- **What is expected**
Copy out the lines that have "Outboard" in them.

- **Material provided**
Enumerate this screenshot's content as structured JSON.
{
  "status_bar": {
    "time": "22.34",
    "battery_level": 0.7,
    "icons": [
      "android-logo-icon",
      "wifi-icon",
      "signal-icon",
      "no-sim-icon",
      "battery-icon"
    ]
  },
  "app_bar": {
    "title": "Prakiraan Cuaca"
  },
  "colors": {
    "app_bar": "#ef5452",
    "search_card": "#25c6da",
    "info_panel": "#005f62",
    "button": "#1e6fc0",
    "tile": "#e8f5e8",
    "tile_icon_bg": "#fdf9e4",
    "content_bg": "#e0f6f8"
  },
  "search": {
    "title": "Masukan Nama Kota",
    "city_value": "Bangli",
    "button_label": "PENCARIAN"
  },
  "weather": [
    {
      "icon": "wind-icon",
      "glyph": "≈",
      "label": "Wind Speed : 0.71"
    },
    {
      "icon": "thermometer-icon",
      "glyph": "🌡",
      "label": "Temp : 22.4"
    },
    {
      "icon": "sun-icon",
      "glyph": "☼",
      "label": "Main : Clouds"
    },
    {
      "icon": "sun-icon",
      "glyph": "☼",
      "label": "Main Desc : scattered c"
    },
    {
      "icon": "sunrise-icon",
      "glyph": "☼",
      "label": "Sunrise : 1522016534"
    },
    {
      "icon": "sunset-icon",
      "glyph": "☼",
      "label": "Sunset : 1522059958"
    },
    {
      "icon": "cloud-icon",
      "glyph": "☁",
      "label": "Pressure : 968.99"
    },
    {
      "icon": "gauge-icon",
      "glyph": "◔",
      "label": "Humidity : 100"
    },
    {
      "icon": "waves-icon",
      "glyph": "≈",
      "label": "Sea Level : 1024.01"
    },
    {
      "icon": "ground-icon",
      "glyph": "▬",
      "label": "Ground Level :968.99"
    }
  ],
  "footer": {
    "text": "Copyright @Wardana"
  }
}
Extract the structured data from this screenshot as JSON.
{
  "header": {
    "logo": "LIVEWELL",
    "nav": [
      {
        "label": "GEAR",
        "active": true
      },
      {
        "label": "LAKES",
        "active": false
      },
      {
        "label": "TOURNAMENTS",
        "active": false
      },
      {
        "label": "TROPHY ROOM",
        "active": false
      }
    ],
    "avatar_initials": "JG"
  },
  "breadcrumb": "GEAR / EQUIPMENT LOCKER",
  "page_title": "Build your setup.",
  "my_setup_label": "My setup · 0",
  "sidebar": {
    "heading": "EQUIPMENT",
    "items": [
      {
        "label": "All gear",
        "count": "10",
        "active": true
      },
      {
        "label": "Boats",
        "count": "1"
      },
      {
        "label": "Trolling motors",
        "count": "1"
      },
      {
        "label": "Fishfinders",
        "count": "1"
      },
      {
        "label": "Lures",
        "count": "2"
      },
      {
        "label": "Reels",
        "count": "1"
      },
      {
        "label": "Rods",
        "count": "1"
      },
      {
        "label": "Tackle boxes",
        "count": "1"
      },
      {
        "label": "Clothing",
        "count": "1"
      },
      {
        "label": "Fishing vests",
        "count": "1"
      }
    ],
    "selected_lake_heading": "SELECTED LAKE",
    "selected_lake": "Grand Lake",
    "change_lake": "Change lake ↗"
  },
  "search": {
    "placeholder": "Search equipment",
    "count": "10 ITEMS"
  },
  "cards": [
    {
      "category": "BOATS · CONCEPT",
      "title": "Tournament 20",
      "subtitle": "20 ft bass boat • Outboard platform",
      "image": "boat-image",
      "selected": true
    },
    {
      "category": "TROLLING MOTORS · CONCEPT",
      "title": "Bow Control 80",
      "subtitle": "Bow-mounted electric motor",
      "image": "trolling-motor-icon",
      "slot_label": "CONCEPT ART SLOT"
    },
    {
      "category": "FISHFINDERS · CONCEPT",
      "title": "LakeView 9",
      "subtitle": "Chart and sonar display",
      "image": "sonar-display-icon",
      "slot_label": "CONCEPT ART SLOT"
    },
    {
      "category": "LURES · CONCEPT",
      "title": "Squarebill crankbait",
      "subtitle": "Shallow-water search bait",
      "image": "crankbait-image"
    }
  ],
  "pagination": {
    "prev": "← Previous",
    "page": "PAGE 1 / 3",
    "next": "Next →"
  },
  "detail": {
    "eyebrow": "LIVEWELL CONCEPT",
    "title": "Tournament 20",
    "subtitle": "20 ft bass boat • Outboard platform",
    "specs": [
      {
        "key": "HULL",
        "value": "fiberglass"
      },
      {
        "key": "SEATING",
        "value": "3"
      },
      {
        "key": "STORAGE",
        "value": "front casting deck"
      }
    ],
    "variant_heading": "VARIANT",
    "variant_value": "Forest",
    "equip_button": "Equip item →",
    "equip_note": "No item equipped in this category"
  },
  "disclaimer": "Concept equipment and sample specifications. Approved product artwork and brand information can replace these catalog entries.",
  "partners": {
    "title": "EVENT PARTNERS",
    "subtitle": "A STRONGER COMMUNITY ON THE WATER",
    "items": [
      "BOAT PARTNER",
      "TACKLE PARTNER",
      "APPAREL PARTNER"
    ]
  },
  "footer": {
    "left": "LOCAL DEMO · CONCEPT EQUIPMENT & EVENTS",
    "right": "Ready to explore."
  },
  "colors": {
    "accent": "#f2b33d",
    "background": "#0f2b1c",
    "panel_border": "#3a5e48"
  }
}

- **Answer to this exercise**
      "subtitle": "20 ft bass boat • Outboard platform",
    "subtitle": "20 ft bass boat • Outboard platform",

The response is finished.